Task to complete
Search the records that follow and extract every line containing the string "seed".

** BEGIN **

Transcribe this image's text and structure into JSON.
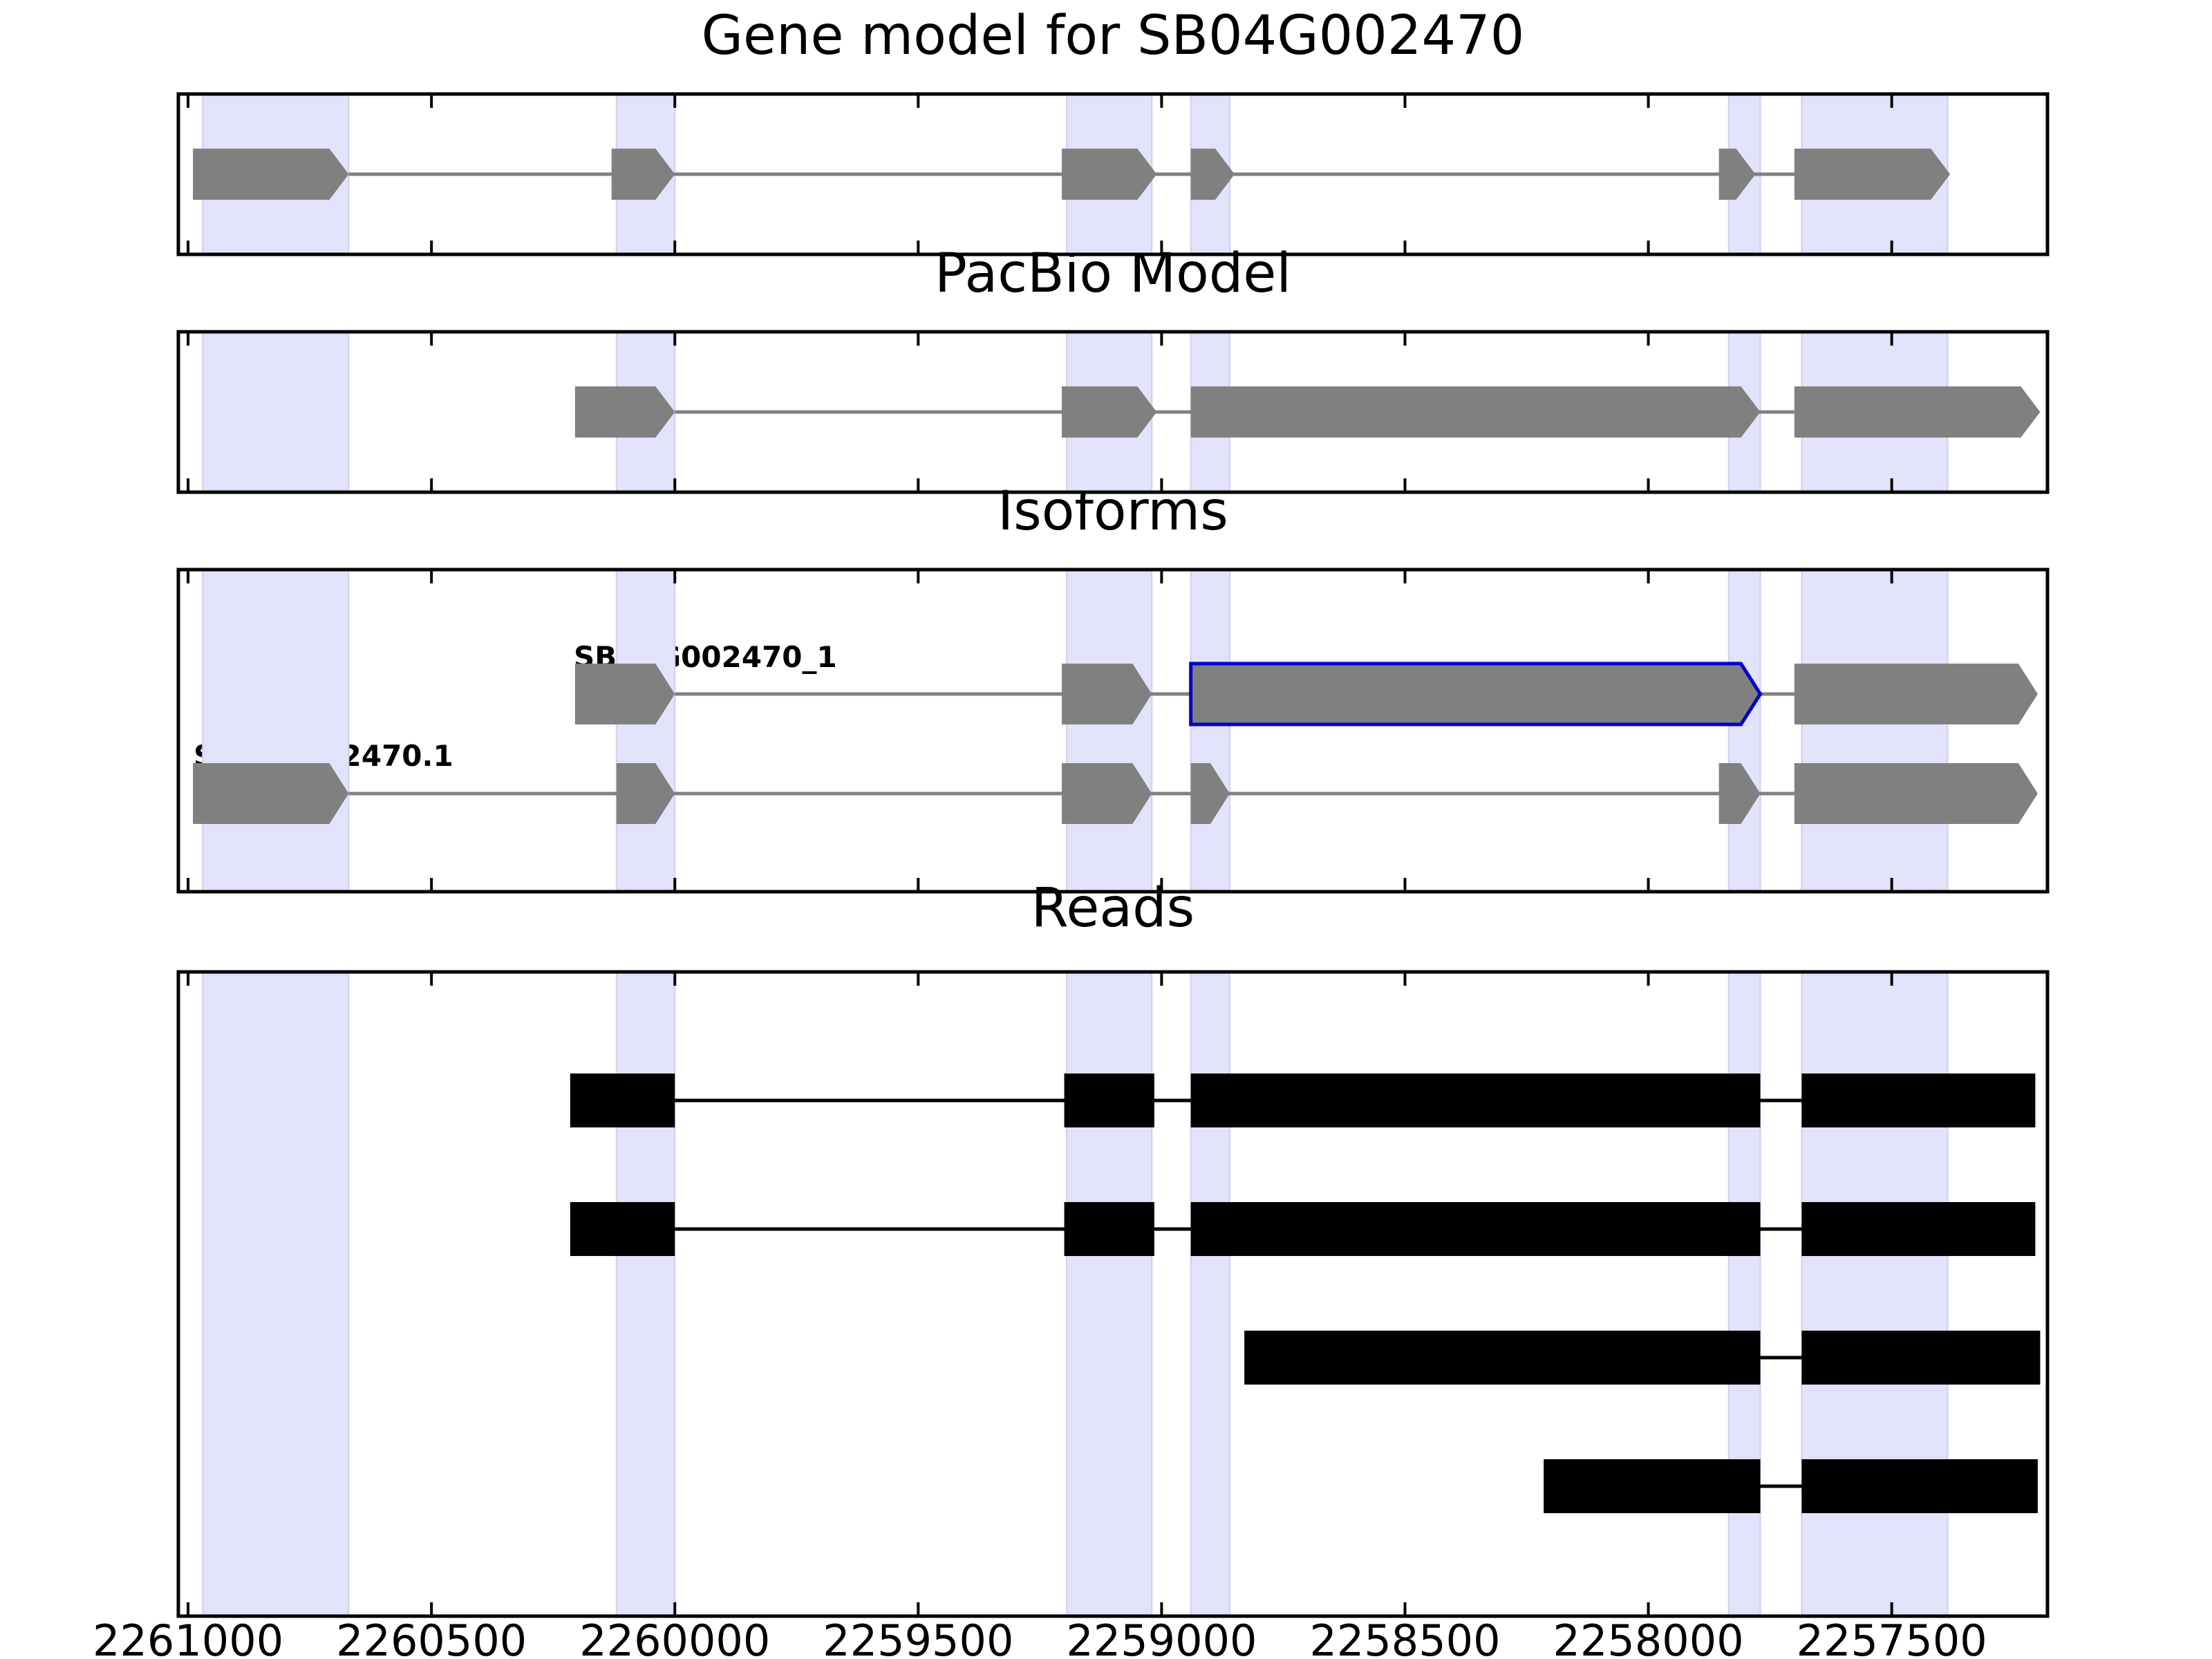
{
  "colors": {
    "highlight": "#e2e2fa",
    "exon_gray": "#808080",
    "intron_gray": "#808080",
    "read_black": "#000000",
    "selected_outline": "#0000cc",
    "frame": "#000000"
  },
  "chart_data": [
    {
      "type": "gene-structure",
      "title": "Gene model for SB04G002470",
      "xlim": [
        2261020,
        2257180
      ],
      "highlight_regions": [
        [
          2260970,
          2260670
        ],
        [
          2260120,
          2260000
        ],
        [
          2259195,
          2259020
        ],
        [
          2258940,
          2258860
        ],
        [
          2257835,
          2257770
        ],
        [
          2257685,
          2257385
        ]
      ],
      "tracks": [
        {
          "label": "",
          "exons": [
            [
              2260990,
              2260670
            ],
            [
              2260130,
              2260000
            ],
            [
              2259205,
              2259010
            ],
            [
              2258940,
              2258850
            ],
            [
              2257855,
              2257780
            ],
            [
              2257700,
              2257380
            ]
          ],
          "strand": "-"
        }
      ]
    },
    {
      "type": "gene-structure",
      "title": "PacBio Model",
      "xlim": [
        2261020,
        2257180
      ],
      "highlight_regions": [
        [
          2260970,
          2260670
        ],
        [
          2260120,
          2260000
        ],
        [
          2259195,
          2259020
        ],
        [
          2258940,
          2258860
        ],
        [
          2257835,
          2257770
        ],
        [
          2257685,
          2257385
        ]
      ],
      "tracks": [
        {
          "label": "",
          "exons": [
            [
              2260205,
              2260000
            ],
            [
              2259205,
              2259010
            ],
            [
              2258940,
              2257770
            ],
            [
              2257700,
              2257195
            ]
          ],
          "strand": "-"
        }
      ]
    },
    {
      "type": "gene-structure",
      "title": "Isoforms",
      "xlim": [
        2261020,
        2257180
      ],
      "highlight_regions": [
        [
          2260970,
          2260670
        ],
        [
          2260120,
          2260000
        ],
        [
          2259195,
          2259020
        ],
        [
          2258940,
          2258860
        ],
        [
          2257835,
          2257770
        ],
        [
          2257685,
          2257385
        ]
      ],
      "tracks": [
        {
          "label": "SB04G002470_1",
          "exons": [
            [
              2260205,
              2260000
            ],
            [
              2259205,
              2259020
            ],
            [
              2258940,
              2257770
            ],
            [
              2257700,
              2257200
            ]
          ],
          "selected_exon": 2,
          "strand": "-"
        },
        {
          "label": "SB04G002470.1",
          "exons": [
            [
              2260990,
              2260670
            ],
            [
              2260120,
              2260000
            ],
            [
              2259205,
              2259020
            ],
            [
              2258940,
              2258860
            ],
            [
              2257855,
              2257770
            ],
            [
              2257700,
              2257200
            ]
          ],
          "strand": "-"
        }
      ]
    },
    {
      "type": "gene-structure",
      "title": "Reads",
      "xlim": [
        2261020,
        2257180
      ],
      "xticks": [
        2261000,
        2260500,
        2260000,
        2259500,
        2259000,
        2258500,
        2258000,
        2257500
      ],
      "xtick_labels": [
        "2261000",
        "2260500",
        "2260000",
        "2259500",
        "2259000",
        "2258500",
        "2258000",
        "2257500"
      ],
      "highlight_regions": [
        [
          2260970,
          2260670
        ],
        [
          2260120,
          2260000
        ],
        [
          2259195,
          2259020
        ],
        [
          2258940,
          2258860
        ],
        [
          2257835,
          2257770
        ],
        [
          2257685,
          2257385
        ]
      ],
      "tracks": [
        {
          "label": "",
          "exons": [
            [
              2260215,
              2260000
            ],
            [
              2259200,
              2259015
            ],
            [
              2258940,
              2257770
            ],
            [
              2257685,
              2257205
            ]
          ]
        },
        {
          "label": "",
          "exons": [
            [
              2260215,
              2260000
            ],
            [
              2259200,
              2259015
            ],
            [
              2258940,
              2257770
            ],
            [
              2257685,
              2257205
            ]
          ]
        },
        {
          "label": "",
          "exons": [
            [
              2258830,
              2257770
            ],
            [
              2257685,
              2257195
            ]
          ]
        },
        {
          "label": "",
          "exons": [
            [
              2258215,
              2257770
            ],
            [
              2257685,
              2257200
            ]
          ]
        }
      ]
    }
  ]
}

** END **
** BEGIN **

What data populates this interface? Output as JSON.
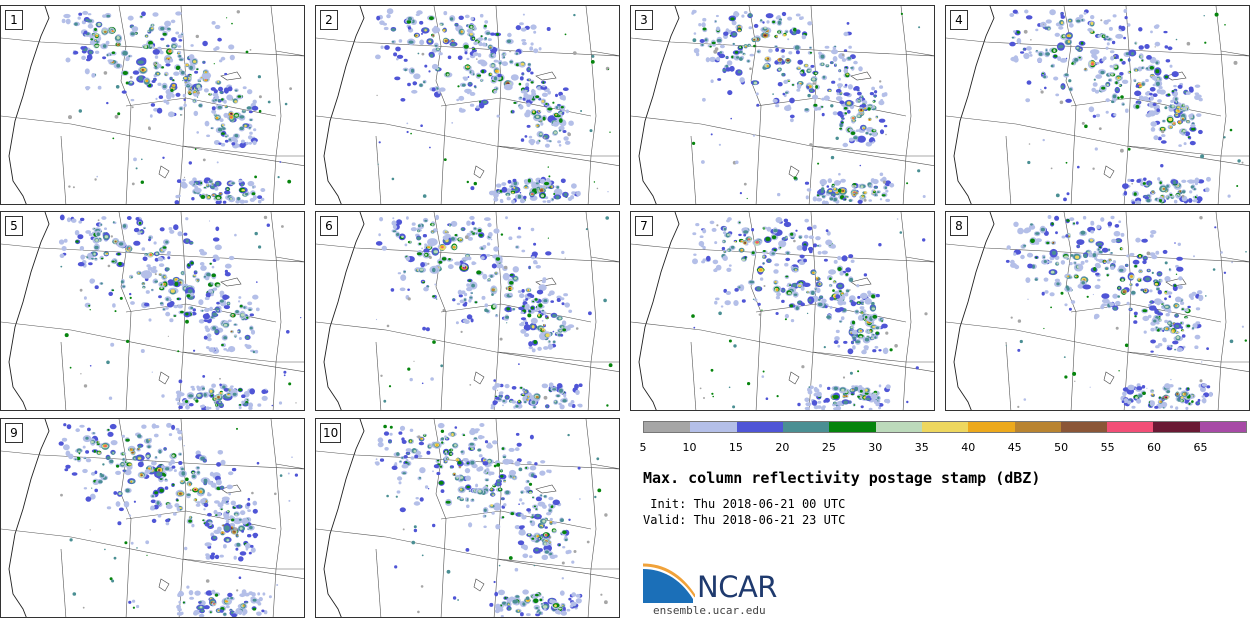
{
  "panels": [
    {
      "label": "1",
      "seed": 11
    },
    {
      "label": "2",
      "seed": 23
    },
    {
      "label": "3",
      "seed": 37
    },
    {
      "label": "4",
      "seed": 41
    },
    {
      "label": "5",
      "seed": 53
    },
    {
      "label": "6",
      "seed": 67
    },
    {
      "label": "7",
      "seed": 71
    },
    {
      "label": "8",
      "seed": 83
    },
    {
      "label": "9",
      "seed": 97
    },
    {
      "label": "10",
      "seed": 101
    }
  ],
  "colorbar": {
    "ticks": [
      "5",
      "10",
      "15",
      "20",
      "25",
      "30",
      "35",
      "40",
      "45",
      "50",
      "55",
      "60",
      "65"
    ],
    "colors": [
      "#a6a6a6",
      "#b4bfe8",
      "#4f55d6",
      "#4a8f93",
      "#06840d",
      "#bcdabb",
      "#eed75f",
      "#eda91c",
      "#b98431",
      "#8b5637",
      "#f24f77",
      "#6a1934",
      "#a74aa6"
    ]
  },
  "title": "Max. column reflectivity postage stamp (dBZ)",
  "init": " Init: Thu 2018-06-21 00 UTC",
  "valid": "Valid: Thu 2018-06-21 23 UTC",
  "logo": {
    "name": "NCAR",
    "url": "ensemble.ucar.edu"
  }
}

** END **

Worked answer
      "seed": 11
      "seed": 23
      "seed": 37
      "seed": 41
      "seed": 53
      "seed": 67
      "seed": 71
      "seed": 83
      "seed": 97
      "seed": 101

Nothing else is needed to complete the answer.